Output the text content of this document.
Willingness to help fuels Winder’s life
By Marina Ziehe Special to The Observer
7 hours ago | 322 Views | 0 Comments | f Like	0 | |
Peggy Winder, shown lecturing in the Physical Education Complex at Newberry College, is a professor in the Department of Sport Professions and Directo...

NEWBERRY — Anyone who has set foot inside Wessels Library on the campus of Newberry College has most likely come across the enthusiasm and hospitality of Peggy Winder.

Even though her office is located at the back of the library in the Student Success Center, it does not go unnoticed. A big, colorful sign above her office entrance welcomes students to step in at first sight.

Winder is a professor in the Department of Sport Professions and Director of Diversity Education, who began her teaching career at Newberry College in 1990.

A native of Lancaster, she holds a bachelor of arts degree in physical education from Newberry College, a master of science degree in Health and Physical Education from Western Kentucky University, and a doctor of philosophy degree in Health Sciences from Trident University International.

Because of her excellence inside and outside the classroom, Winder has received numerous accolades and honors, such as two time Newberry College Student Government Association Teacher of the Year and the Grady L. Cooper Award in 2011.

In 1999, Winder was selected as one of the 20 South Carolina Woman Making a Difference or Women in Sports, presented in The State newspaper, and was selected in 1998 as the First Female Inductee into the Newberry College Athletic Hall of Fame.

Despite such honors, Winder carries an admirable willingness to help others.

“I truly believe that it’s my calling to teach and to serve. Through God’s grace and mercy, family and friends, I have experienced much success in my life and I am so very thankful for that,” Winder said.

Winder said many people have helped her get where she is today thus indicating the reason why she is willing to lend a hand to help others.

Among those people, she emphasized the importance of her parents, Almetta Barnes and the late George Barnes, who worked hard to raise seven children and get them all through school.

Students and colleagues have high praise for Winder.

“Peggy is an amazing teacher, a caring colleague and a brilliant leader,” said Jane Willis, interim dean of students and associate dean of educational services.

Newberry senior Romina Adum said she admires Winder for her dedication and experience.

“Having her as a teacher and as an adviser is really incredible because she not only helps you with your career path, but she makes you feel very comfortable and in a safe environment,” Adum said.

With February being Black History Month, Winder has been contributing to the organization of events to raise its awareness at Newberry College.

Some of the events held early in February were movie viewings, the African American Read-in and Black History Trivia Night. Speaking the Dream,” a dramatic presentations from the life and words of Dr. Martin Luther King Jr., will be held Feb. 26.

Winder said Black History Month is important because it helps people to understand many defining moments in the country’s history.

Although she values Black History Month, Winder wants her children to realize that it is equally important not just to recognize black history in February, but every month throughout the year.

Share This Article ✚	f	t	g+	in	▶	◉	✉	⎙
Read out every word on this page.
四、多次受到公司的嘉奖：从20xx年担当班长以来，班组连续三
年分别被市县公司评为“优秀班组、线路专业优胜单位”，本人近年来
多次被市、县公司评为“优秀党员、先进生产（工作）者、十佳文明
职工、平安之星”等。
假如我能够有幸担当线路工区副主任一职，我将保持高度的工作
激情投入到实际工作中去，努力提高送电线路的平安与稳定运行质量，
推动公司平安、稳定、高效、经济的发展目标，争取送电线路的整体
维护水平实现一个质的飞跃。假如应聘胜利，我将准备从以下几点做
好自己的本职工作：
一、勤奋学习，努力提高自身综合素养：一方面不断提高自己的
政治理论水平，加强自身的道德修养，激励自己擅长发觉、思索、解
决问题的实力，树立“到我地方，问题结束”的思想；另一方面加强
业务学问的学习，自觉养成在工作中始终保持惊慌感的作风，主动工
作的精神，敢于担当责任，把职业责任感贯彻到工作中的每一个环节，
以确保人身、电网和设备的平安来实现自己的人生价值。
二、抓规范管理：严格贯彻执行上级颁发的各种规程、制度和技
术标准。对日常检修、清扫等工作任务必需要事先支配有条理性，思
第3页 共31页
========
▸ **What this task involves**:
Take the line that contains "Read out every word on this page." and each line after it down to the last of the records, and retype them exactly; add nothing else.

▸ **Task response**:
Read out every word on this page.
四、多次受到公司的嘉奖：从20xx年担当班长以来，班组连续三
年分别被市县公司评为“优秀班组、线路专业优胜单位”，本人近年来
多次被市、县公司评为“优秀党员、先进生产（工作）者、十佳文明
职工、平安之星”等。
假如我能够有幸担当线路工区副主任一职，我将保持高度的工作
激情投入到实际工作中去，努力提高送电线路的平安与稳定运行质量，
推动公司平安、稳定、高效、经济的发展目标，争取送电线路的整体
维护水平实现一个质的飞跃。假如应聘胜利，我将准备从以下几点做
好自己的本职工作：
一、勤奋学习，努力提高自身综合素养：一方面不断提高自己的
政治理论水平，加强自身的道德修养，激励自己擅长发觉、思索、解
决问题的实力，树立“到我地方，问题结束”的思想；另一方面加强
业务学问的学习，自觉养成在工作中始终保持惊慌感的作风，主动工
作的精神，敢于担当责任，把职业责任感贯彻到工作中的每一个环节，
以确保人身、电网和设备的平安来实现自己的人生价值。
二、抓规范管理：严格贯彻执行上级颁发的各种规程、制度和技
术标准。对日常检修、清扫等工作任务必需要事先支配有条理性，思
第3页 共31页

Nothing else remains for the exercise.